-------- DATA FOR PROCESSING
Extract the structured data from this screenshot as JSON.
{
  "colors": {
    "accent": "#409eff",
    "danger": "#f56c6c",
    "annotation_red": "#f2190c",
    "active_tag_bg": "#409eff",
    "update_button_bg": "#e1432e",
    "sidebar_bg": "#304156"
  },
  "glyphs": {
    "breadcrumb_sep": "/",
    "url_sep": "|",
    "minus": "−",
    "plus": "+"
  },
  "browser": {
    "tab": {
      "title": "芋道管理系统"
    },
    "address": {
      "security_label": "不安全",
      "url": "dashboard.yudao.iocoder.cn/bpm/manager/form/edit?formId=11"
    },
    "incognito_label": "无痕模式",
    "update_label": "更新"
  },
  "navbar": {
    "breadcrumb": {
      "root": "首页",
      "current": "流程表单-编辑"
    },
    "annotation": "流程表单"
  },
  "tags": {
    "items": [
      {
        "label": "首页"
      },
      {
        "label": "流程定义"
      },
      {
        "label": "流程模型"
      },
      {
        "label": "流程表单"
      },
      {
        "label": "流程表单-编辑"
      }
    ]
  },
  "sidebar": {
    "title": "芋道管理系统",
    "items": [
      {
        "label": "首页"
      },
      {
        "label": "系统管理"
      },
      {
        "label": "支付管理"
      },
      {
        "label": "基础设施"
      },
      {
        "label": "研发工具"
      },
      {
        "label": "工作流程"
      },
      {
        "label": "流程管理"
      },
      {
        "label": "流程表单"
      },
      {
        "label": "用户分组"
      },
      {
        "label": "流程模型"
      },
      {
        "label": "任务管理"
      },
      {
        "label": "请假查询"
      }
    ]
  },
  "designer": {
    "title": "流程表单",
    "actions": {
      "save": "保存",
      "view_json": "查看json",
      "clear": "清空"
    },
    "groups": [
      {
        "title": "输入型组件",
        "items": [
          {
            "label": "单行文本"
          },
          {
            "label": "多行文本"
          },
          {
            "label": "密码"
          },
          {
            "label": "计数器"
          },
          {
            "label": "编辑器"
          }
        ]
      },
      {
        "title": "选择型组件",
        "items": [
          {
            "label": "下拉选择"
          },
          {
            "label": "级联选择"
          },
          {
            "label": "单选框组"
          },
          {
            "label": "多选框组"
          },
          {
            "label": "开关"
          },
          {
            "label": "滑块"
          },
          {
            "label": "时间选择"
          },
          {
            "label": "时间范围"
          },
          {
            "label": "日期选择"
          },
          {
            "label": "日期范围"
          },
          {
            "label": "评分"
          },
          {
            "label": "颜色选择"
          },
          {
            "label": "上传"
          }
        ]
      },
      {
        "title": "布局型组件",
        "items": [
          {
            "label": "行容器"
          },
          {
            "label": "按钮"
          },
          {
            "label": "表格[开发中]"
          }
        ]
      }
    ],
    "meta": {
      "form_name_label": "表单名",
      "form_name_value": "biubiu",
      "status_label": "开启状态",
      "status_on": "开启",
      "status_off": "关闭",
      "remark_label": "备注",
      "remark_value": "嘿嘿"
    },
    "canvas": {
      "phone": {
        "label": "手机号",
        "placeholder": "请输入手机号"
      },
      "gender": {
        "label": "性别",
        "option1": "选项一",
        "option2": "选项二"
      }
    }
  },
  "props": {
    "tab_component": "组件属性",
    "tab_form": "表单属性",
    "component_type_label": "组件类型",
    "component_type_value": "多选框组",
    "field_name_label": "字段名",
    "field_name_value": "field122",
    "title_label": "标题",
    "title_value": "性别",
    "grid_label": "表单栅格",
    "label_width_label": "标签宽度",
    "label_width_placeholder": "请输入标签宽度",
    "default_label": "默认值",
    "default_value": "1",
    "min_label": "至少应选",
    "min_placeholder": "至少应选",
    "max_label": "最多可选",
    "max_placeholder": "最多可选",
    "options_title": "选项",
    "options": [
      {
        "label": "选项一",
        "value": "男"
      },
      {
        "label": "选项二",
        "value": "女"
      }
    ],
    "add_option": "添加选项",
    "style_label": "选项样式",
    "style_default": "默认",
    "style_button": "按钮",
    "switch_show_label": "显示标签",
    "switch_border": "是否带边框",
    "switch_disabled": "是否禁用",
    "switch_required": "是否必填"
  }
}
----------------
Look through the material and say how many lines hold "至少应选". Give the number only.

RESPONSE TO THIS TASK: 2